| Given problem |
Copy out all lines that hold "surgery".
-------- Data to use
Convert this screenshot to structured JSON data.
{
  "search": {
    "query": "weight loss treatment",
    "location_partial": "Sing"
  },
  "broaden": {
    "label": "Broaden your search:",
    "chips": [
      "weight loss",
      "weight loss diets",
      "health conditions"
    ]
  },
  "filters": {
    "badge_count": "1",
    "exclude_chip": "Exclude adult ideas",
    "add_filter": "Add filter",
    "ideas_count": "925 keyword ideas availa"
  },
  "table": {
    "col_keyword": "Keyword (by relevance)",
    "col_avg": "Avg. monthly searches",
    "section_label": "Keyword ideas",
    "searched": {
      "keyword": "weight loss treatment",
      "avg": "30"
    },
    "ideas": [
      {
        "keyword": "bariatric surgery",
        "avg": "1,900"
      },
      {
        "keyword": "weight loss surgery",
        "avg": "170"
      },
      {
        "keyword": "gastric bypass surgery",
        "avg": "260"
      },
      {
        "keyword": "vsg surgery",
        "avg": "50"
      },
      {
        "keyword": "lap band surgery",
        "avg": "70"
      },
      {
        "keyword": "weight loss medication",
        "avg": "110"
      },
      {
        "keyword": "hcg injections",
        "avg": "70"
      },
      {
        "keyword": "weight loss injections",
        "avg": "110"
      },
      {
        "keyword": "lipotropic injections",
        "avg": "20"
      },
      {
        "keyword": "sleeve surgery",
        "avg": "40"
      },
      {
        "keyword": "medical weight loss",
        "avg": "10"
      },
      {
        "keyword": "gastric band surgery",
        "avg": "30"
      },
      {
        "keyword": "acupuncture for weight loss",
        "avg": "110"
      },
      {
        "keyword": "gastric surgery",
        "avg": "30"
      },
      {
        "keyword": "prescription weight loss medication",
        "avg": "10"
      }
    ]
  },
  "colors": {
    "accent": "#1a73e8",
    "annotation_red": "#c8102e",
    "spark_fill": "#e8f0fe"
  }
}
----------------
| Written reply |
        "keyword": "bariatric surgery",
        "keyword": "weight loss surgery",
        "keyword": "gastric bypass surgery",
        "keyword": "vsg surgery",
        "keyword": "lap band surgery",
        "keyword": "sleeve surgery",
        "keyword": "gastric band surgery",
        "keyword": "gastric surgery",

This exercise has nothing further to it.